**What you will do:** Sort through the data and copy the lines holding the word "Education".

_ _ _ _ _

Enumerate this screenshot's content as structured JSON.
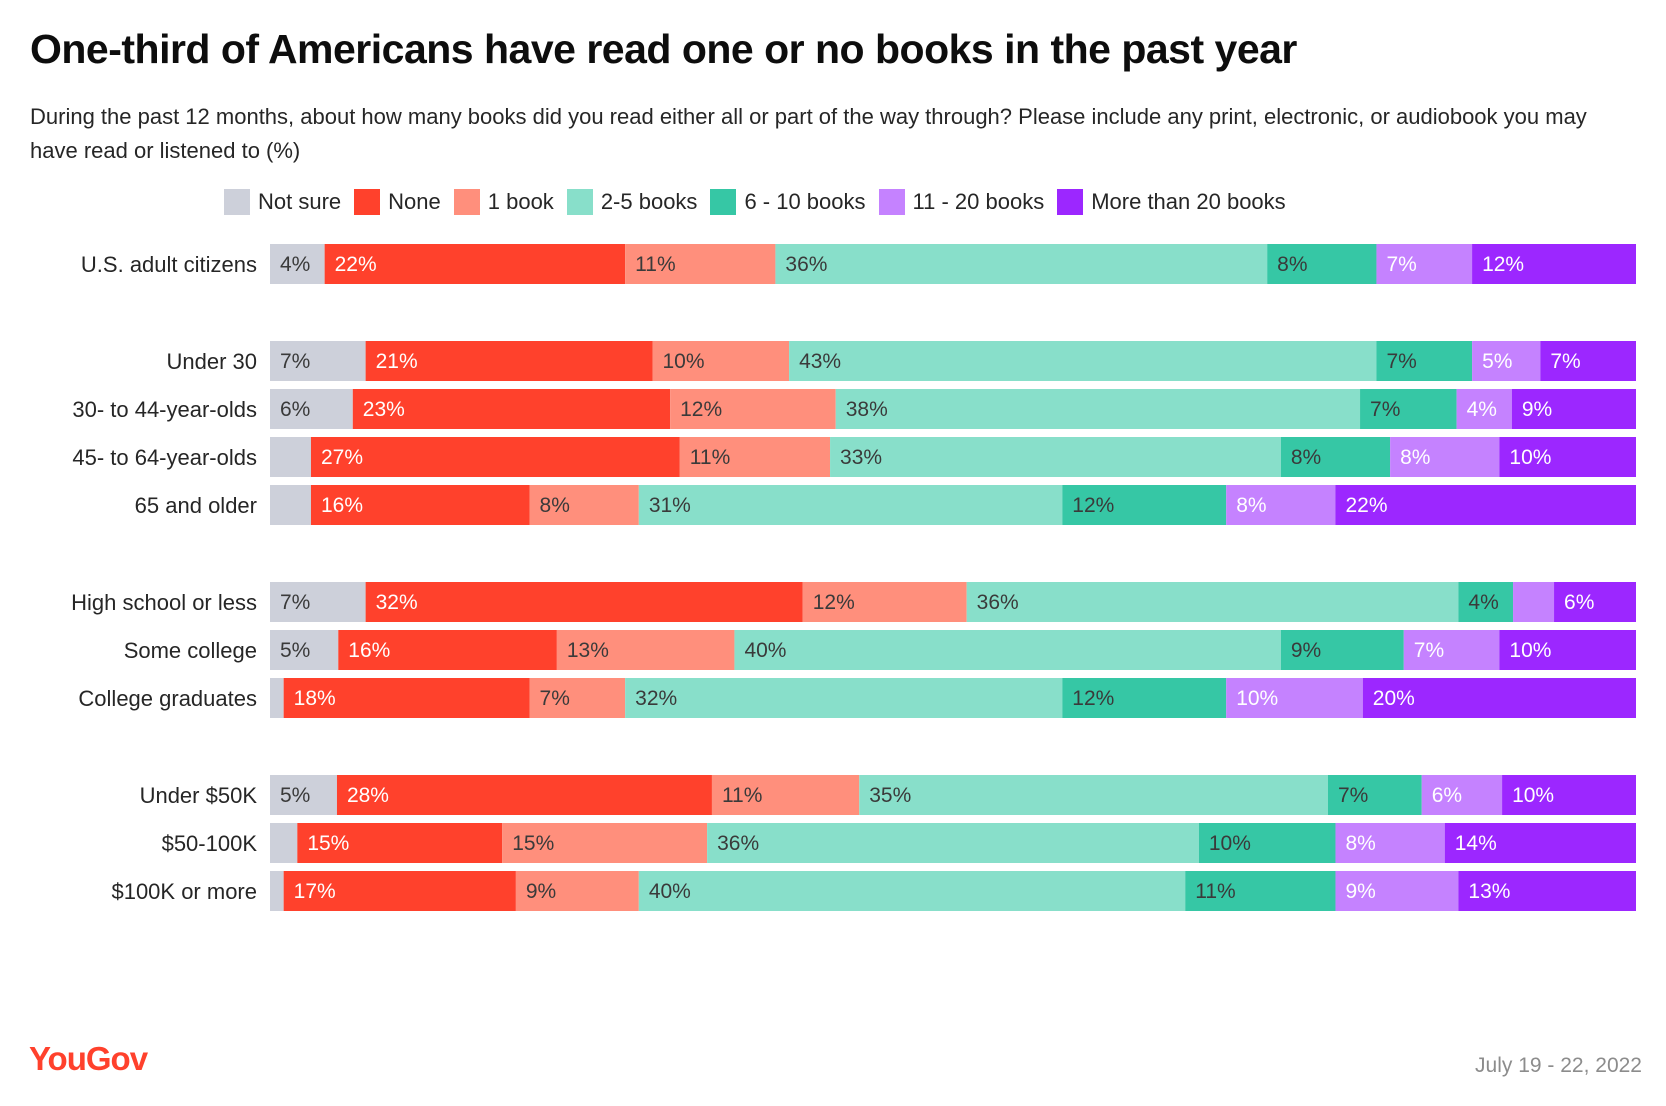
{
  "chart_data": {
    "type": "bar",
    "orientation": "horizontal",
    "stacked": true,
    "title": "One-third of Americans have read one or no books in the past year",
    "subtitle": "During the past 12 months, about how many books did you read either all or part of the way through? Please include any print, electronic, or audiobook you may have read or listened to (%)",
    "legend_placement": "top",
    "grid": false,
    "xlim": [
      0,
      100
    ],
    "categories": [
      "U.S. adult citizens",
      "Under 30",
      "30- to 44-year-olds",
      "45- to 64-year-olds",
      "65 and older",
      "High school or less",
      "Some college",
      "College graduates",
      "Under $50K",
      "$50-100K",
      "$100K or more"
    ],
    "groups": [
      [
        0
      ],
      [
        1,
        2,
        3,
        4
      ],
      [
        5,
        6,
        7
      ],
      [
        8,
        9,
        10
      ]
    ],
    "series": [
      {
        "name": "Not sure",
        "color": "#cdd0da",
        "label_color": "#3a3a3a",
        "values": [
          4,
          7,
          6,
          3,
          3,
          7,
          5,
          1,
          5,
          2,
          1
        ],
        "labels": [
          "4%",
          "7%",
          "6%",
          "",
          "",
          "7%",
          "5%",
          "",
          "5%",
          "",
          ""
        ]
      },
      {
        "name": "None",
        "color": "#ff412c",
        "label_color": "#ffffff",
        "values": [
          22,
          21,
          23,
          27,
          16,
          32,
          16,
          18,
          28,
          15,
          17
        ],
        "labels": [
          "22%",
          "21%",
          "23%",
          "27%",
          "16%",
          "32%",
          "16%",
          "18%",
          "28%",
          "15%",
          "17%"
        ]
      },
      {
        "name": "1 book",
        "color": "#ff8f7c",
        "label_color": "#3a3a3a",
        "values": [
          11,
          10,
          12,
          11,
          8,
          12,
          13,
          7,
          11,
          15,
          9
        ],
        "labels": [
          "11%",
          "10%",
          "12%",
          "11%",
          "8%",
          "12%",
          "13%",
          "7%",
          "11%",
          "15%",
          "9%"
        ]
      },
      {
        "name": "2-5 books",
        "color": "#88dfca",
        "label_color": "#3a3a3a",
        "values": [
          36,
          43,
          38,
          33,
          31,
          36,
          40,
          32,
          35,
          36,
          40
        ],
        "labels": [
          "36%",
          "43%",
          "38%",
          "33%",
          "31%",
          "36%",
          "40%",
          "32%",
          "35%",
          "36%",
          "40%"
        ]
      },
      {
        "name": "6 - 10 books",
        "color": "#36c7a5",
        "label_color": "#3a3a3a",
        "values": [
          8,
          7,
          7,
          8,
          12,
          4,
          9,
          12,
          7,
          10,
          11
        ],
        "labels": [
          "8%",
          "7%",
          "7%",
          "8%",
          "12%",
          "4%",
          "9%",
          "12%",
          "7%",
          "10%",
          "11%"
        ]
      },
      {
        "name": "11 - 20 books",
        "color": "#c582ff",
        "label_color": "#ffffff",
        "values": [
          7,
          5,
          4,
          8,
          8,
          3,
          7,
          10,
          6,
          8,
          9
        ],
        "labels": [
          "7%",
          "5%",
          "4%",
          "8%",
          "8%",
          "",
          "7%",
          "10%",
          "6%",
          "8%",
          "9%"
        ]
      },
      {
        "name": "More than 20 books",
        "color": "#9c27ff",
        "label_color": "#ffffff",
        "values": [
          12,
          7,
          9,
          10,
          22,
          6,
          10,
          20,
          10,
          14,
          13
        ],
        "labels": [
          "12%",
          "7%",
          "9%",
          "10%",
          "22%",
          "6%",
          "10%",
          "20%",
          "10%",
          "14%",
          "13%"
        ]
      }
    ]
  },
  "footer": {
    "brand": "YouGov",
    "date": "July 19 - 22, 2022"
  }
}
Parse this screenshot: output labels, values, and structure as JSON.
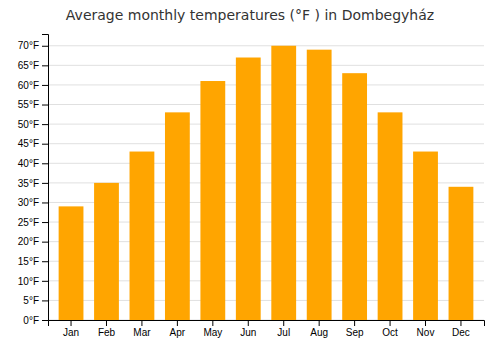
{
  "chart_data": {
    "type": "bar",
    "title": "Average monthly temperatures (°F ) in Dombegyház",
    "categories": [
      "Jan",
      "Feb",
      "Mar",
      "Apr",
      "May",
      "Jun",
      "Jul",
      "Aug",
      "Sep",
      "Oct",
      "Nov",
      "Dec"
    ],
    "values": [
      29,
      35,
      43,
      53,
      61,
      67,
      70,
      69,
      63,
      53,
      43,
      34
    ],
    "color": "#FFA500",
    "ylim": [
      0,
      73
    ],
    "yticks": [
      {
        "value": 0,
        "label": "0°F"
      },
      {
        "value": 5,
        "label": "5°F"
      },
      {
        "value": 10,
        "label": "10°F"
      },
      {
        "value": 15,
        "label": "15°F"
      },
      {
        "value": 20,
        "label": "20°F"
      },
      {
        "value": 25,
        "label": "25°F"
      },
      {
        "value": 30,
        "label": "30°F"
      },
      {
        "value": 35,
        "label": "35°F"
      },
      {
        "value": 40,
        "label": "40°F"
      },
      {
        "value": 45,
        "label": "45°F"
      },
      {
        "value": 50,
        "label": "50°F"
      },
      {
        "value": 55,
        "label": "55°F"
      },
      {
        "value": 60,
        "label": "60°F"
      },
      {
        "value": 65,
        "label": "65°F"
      },
      {
        "value": 70,
        "label": "70°F"
      }
    ],
    "grid": true
  }
}
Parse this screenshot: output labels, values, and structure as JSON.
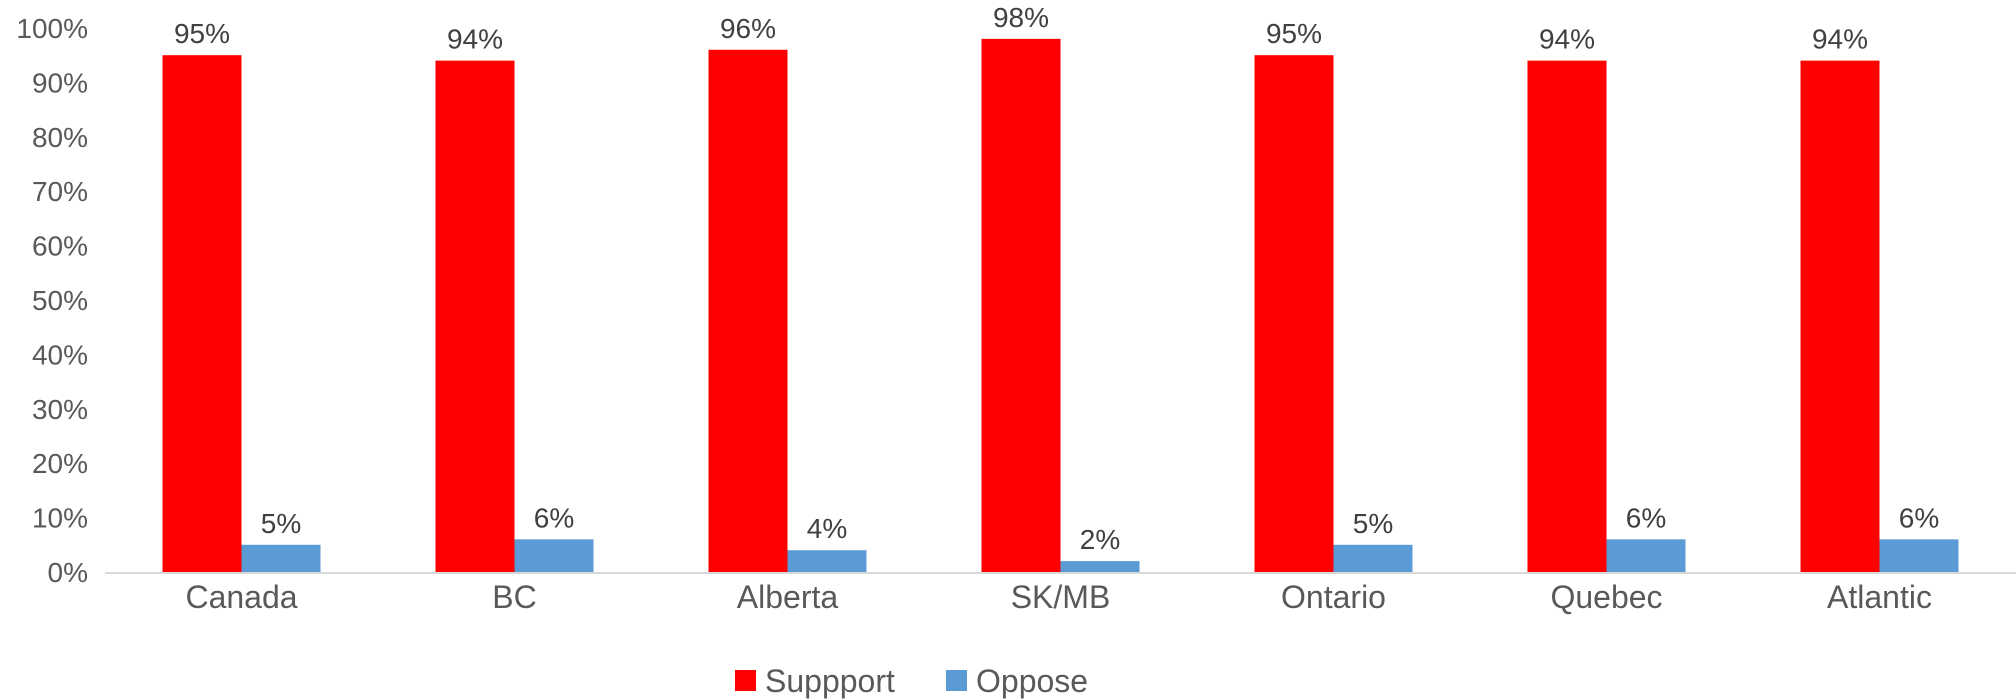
{
  "chart_data": {
    "type": "bar",
    "categories": [
      "Canada",
      "BC",
      "Alberta",
      "SK/MB",
      "Ontario",
      "Quebec",
      "Atlantic"
    ],
    "series": [
      {
        "name": "Suppport",
        "values": [
          95,
          94,
          96,
          98,
          95,
          94,
          94
        ],
        "color": "#ff0000"
      },
      {
        "name": "Oppose",
        "values": [
          5,
          6,
          4,
          2,
          5,
          6,
          6
        ],
        "color": "#5b9bd5"
      }
    ],
    "y_ticks": [
      "0%",
      "10%",
      "20%",
      "30%",
      "40%",
      "50%",
      "60%",
      "70%",
      "80%",
      "90%",
      "100%"
    ],
    "ylim": [
      0,
      100
    ],
    "value_suffix": "%",
    "grid": false,
    "legend_position": "bottom"
  }
}
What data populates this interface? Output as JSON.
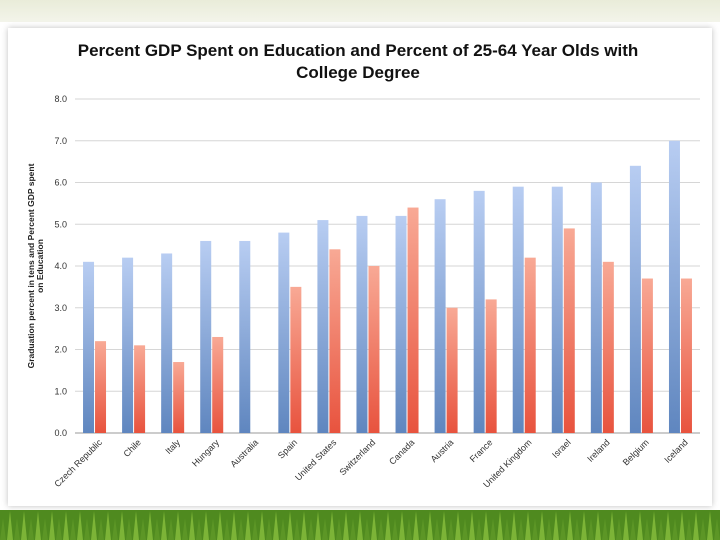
{
  "chart_data": {
    "type": "bar",
    "title_lines": [
      "Percent GDP Spent on Education and Percent of 25-64 Year Olds with",
      "College Degree"
    ],
    "xlabel": "",
    "ylabel_lines": [
      "Graduation percent in tens and Percent GDP spent",
      "on Education"
    ],
    "ylim": [
      0,
      8
    ],
    "yticks": [
      "0.0",
      "1.0",
      "2.0",
      "3.0",
      "4.0",
      "5.0",
      "6.0",
      "7.0",
      "8.0"
    ],
    "grid": true,
    "categories": [
      "Czech Republic",
      "Chile",
      "Italy",
      "Hungary",
      "Australia",
      "Spain",
      "United States",
      "Switzerland",
      "Canada",
      "Austria",
      "France",
      "United Kingdom",
      "Israel",
      "Ireland",
      "Belgium",
      "Iceland"
    ],
    "series": [
      {
        "name": "Percent GDP Spent on Education",
        "color": "#9db8e8",
        "values": [
          4.1,
          4.2,
          4.3,
          4.6,
          4.6,
          4.8,
          5.1,
          5.2,
          5.2,
          5.6,
          5.8,
          5.9,
          5.9,
          6.0,
          6.4,
          7.0
        ]
      },
      {
        "name": "Graduation percent in tens",
        "color": "#f08a78",
        "values": [
          2.2,
          2.1,
          1.7,
          2.3,
          null,
          3.5,
          4.4,
          4.0,
          5.4,
          3.0,
          3.2,
          4.2,
          4.9,
          4.1,
          3.7,
          3.7
        ]
      }
    ]
  }
}
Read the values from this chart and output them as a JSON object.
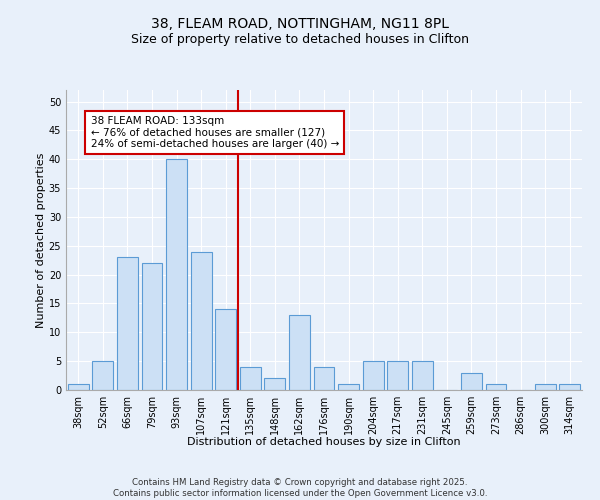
{
  "title1": "38, FLEAM ROAD, NOTTINGHAM, NG11 8PL",
  "title2": "Size of property relative to detached houses in Clifton",
  "xlabel": "Distribution of detached houses by size in Clifton",
  "ylabel": "Number of detached properties",
  "categories": [
    "38sqm",
    "52sqm",
    "66sqm",
    "79sqm",
    "93sqm",
    "107sqm",
    "121sqm",
    "135sqm",
    "148sqm",
    "162sqm",
    "176sqm",
    "190sqm",
    "204sqm",
    "217sqm",
    "231sqm",
    "245sqm",
    "259sqm",
    "273sqm",
    "286sqm",
    "300sqm",
    "314sqm"
  ],
  "values": [
    1,
    5,
    23,
    22,
    40,
    24,
    14,
    4,
    2,
    13,
    4,
    1,
    5,
    5,
    5,
    0,
    3,
    1,
    0,
    1,
    1
  ],
  "bar_color": "#cce0f5",
  "bar_edge_color": "#5b9bd5",
  "highlight_line_color": "#cc0000",
  "annotation_line1": "38 FLEAM ROAD: 133sqm",
  "annotation_line2": "← 76% of detached houses are smaller (127)",
  "annotation_line3": "24% of semi-detached houses are larger (40) →",
  "annotation_box_color": "#cc0000",
  "ylim": [
    0,
    52
  ],
  "yticks": [
    0,
    5,
    10,
    15,
    20,
    25,
    30,
    35,
    40,
    45,
    50
  ],
  "background_color": "#e8f0fa",
  "plot_bg_color": "#e8f0fa",
  "footer1": "Contains HM Land Registry data © Crown copyright and database right 2025.",
  "footer2": "Contains public sector information licensed under the Open Government Licence v3.0.",
  "title_fontsize": 10,
  "subtitle_fontsize": 9,
  "axis_label_fontsize": 8,
  "tick_fontsize": 7,
  "annotation_fontsize": 7.5,
  "bar_width": 0.85,
  "highlight_bar_index": 7
}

_ _ _ _ _

**Worked answer:**
      "Percent GDP Spent on Education and Percent of 25-64 Year Olds with",
      "on Education"
        "name": "Percent GDP Spent on Education",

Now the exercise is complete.